### What is required
Retype the material in full, keeping every word the same.

### Dataset records
------------

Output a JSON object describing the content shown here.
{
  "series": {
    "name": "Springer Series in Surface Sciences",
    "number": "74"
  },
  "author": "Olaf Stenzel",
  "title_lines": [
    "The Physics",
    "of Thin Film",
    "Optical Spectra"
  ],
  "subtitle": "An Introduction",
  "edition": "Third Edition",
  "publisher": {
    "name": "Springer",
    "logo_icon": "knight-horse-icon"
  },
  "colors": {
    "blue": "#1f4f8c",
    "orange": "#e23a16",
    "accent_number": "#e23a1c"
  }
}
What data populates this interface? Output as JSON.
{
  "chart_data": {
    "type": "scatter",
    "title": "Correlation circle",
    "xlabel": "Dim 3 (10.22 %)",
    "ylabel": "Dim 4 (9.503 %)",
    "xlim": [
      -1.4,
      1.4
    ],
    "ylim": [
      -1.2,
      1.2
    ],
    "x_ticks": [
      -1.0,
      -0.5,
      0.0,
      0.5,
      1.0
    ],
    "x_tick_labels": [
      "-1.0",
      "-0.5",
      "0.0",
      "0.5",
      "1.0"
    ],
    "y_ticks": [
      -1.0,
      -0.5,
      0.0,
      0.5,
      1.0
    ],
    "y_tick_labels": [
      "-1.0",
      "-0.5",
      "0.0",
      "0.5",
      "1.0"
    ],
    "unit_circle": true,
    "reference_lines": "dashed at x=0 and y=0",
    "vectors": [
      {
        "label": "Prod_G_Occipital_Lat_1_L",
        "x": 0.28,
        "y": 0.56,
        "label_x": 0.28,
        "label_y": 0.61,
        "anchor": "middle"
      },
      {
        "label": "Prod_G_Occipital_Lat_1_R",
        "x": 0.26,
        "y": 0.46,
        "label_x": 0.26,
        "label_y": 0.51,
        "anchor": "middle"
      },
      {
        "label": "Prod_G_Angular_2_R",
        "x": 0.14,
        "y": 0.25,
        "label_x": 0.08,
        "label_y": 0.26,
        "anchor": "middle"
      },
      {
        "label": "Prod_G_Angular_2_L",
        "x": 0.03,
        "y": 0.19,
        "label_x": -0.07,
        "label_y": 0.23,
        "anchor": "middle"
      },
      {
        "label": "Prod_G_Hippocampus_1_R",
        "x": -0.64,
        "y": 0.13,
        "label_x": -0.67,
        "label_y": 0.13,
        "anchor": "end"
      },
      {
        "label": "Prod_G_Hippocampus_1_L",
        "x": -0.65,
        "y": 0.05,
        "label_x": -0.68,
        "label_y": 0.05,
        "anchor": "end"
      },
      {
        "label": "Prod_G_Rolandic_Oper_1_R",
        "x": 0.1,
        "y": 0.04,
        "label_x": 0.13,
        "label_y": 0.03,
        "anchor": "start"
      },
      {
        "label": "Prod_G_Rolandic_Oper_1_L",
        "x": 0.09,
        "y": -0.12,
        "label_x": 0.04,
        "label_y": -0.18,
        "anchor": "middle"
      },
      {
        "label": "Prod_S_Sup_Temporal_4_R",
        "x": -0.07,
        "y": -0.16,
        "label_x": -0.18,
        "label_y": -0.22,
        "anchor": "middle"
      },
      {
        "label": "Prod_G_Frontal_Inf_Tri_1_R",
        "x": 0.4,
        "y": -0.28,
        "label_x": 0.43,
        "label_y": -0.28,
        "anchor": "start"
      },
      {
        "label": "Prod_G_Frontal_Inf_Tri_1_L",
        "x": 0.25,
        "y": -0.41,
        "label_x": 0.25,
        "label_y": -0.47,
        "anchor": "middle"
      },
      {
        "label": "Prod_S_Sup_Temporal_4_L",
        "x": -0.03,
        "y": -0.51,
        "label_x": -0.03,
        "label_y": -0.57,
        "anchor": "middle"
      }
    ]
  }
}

------------

### Final answer
Output a JSON object describing the content shown here.
{
  "series": {
    "name": "Springer Series in Surface Sciences",
    "number": "74"
  },
  "author": "Olaf Stenzel",
  "title_lines": [
    "The Physics",
    "of Thin Film",
    "Optical Spectra"
  ],
  "subtitle": "An Introduction",
  "edition": "Third Edition",
  "publisher": {
    "name": "Springer",
    "logo_icon": "knight-horse-icon"
  },
  "colors": {
    "blue": "#1f4f8c",
    "orange": "#e23a16",
    "accent_number": "#e23a1c"
  }
}
What data populates this interface? Output as JSON.
{
  "chart_data": {
    "type": "scatter",
    "title": "Correlation circle",
    "xlabel": "Dim 3 (10.22 %)",
    "ylabel": "Dim 4 (9.503 %)",
    "xlim": [
      -1.4,
      1.4
    ],
    "ylim": [
      -1.2,
      1.2
    ],
    "x_ticks": [
      -1.0,
      -0.5,
      0.0,
      0.5,
      1.0
    ],
    "x_tick_labels": [
      "-1.0",
      "-0.5",
      "0.0",
      "0.5",
      "1.0"
    ],
    "y_ticks": [
      -1.0,
      -0.5,
      0.0,
      0.5,
      1.0
    ],
    "y_tick_labels": [
      "-1.0",
      "-0.5",
      "0.0",
      "0.5",
      "1.0"
    ],
    "unit_circle": true,
    "reference_lines": "dashed at x=0 and y=0",
    "vectors": [
      {
        "label": "Prod_G_Occipital_Lat_1_L",
        "x": 0.28,
        "y": 0.56,
        "label_x": 0.28,
        "label_y": 0.61,
        "anchor": "middle"
      },
      {
        "label": "Prod_G_Occipital_Lat_1_R",
        "x": 0.26,
        "y": 0.46,
        "label_x": 0.26,
        "label_y": 0.51,
        "anchor": "middle"
      },
      {
        "label": "Prod_G_Angular_2_R",
        "x": 0.14,
        "y": 0.25,
        "label_x": 0.08,
        "label_y": 0.26,
        "anchor": "middle"
      },
      {
        "label": "Prod_G_Angular_2_L",
        "x": 0.03,
        "y": 0.19,
        "label_x": -0.07,
        "label_y": 0.23,
        "anchor": "middle"
      },
      {
        "label": "Prod_G_Hippocampus_1_R",
        "x": -0.64,
        "y": 0.13,
        "label_x": -0.67,
        "label_y": 0.13,
        "anchor": "end"
      },
      {
        "label": "Prod_G_Hippocampus_1_L",
        "x": -0.65,
        "y": 0.05,
        "label_x": -0.68,
        "label_y": 0.05,
        "anchor": "end"
      },
      {
        "label": "Prod_G_Rolandic_Oper_1_R",
        "x": 0.1,
        "y": 0.04,
        "label_x": 0.13,
        "label_y": 0.03,
        "anchor": "start"
      },
      {
        "label": "Prod_G_Rolandic_Oper_1_L",
        "x": 0.09,
        "y": -0.12,
        "label_x": 0.04,
        "label_y": -0.18,
        "anchor": "middle"
      },
      {
        "label": "Prod_S_Sup_Temporal_4_R",
        "x": -0.07,
        "y": -0.16,
        "label_x": -0.18,
        "label_y": -0.22,
        "anchor": "middle"
      },
      {
        "label": "Prod_G_Frontal_Inf_Tri_1_R",
        "x": 0.4,
        "y": -0.28,
        "label_x": 0.43,
        "label_y": -0.28,
        "anchor": "start"
      },
      {
        "label": "Prod_G_Frontal_Inf_Tri_1_L",
        "x": 0.25,
        "y": -0.41,
        "label_x": 0.25,
        "label_y": -0.47,
        "anchor": "middle"
      },
      {
        "label": "Prod_S_Sup_Temporal_4_L",
        "x": -0.03,
        "y": -0.51,
        "label_x": -0.03,
        "label_y": -0.57,
        "anchor": "middle"
      }
    ]
  }
}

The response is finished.